> _Task prompt_: Find and return each line containing "change".

> _Dataset records_:
((

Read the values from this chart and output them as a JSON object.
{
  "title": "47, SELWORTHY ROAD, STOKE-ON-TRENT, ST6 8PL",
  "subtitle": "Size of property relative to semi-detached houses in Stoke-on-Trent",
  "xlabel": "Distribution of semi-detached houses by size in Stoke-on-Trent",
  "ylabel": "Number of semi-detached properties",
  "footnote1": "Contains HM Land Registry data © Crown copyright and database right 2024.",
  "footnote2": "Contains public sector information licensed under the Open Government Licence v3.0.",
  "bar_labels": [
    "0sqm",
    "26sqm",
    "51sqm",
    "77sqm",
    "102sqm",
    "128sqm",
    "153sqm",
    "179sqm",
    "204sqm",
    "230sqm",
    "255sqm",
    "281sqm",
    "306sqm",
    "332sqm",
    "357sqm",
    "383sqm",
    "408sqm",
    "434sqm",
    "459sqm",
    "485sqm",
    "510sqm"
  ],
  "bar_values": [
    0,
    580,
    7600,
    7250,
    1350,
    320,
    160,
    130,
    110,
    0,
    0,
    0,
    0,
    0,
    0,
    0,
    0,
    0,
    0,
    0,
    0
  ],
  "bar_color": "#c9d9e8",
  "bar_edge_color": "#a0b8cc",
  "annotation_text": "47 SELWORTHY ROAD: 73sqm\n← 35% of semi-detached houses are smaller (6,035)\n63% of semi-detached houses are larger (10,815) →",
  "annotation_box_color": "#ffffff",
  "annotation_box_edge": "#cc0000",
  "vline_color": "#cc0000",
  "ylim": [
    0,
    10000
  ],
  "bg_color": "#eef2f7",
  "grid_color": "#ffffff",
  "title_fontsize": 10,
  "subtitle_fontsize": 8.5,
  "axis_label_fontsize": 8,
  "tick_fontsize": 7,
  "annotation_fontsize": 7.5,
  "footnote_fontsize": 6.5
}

))
((

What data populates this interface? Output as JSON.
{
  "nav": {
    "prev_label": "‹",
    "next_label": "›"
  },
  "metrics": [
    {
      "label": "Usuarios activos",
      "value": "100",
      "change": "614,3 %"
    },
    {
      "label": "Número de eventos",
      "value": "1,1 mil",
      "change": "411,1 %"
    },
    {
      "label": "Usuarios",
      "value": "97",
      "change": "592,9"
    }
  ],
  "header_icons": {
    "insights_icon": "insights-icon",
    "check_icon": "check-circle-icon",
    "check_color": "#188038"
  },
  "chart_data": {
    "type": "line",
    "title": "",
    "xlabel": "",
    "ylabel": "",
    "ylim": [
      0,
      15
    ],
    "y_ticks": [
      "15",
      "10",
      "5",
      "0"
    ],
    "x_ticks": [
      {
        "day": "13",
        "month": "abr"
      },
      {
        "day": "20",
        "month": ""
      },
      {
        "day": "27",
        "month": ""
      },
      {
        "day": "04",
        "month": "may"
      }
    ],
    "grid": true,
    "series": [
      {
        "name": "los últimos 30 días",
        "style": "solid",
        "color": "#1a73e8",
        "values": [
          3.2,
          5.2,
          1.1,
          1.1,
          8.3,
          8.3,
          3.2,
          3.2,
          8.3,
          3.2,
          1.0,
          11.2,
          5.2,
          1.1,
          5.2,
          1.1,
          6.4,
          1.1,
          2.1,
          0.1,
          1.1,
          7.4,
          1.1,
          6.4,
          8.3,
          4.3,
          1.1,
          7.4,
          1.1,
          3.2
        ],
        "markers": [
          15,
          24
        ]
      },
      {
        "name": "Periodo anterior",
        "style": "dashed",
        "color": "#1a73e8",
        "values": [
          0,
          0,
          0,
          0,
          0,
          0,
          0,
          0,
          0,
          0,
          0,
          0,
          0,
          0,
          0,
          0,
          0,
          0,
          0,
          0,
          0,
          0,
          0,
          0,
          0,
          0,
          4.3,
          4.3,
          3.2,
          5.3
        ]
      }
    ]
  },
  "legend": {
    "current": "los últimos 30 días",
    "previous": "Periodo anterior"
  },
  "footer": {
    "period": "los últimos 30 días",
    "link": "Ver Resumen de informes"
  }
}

))

> _Solution_:
      "change": "614,3 %"
      "change": "411,1 %"
      "change": "592,9"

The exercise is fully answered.